Exclude the pictures and reproduce the remaining data exactly as written.

--- Start of Given records ---

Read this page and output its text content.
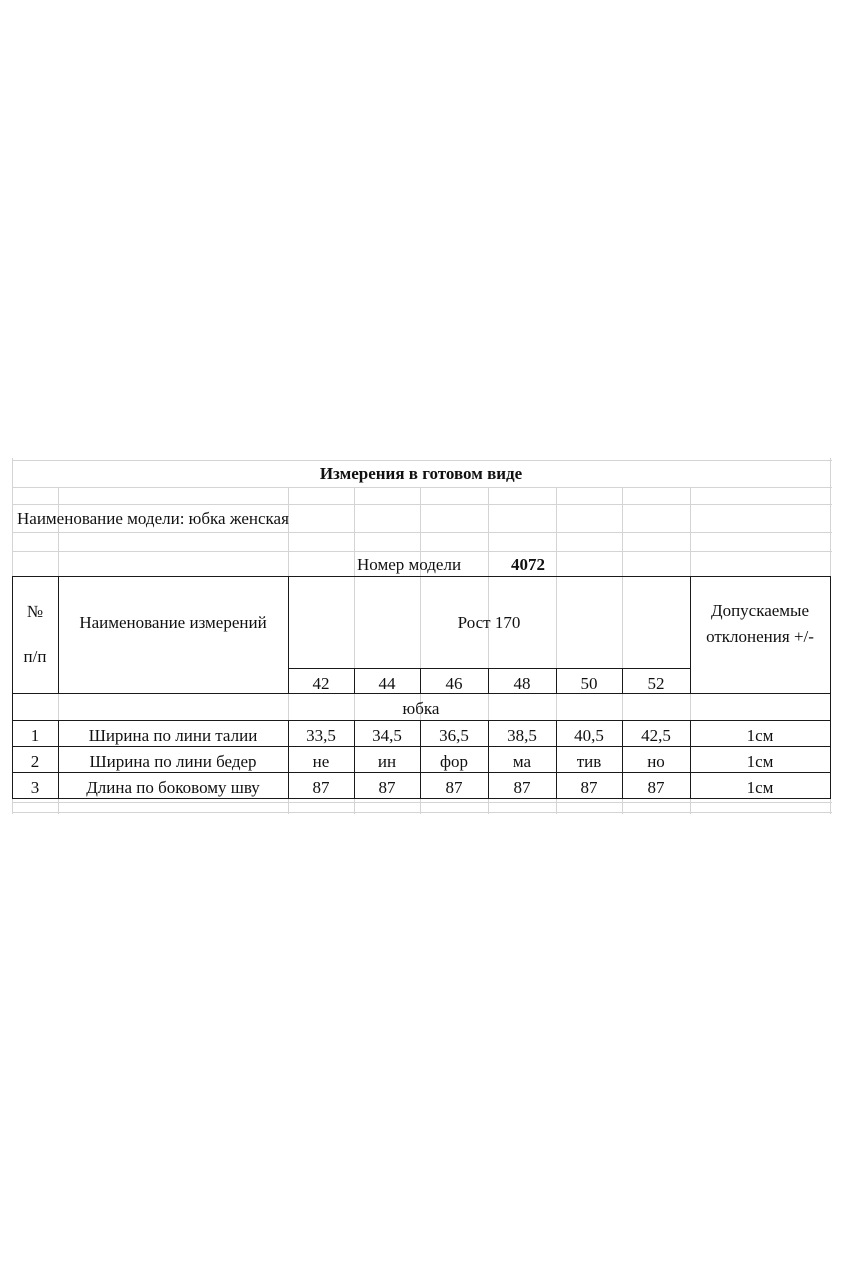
Измерения в готовом виде
Наименование модели: юбка женская
Номер модели	4072
№
п/п
Наименование измерений	Рост 170
Допускаемые
отклонения +/-
42	44	46	48	50	52
юбка
1	Ширина по лини талии	33,5 34,5 36,5 38,5 40,5 42,5	1см
2	Ширина по лини бедер	не	ин	фор	ма	тив	но	1см
3	Длина по боковому шву	87	87	87	87	87	87	1см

--- End of Given records ---

The result
Read this page and output its text content.
Измерения в готовом виде
Наименование модели: юбка женская
Номер модели	4072
№
п/п
Наименование измерений	Рост 170
Допускаемые
отклонения +/-
42	44	46	48	50	52
юбка
1	Ширина по лини талии	33,5 34,5 36,5 38,5 40,5 42,5	1см
2	Ширина по лини бедер	не	ин	фор	ма	тив	но	1см
3	Длина по боковому шву	87	87	87	87	87	87	1см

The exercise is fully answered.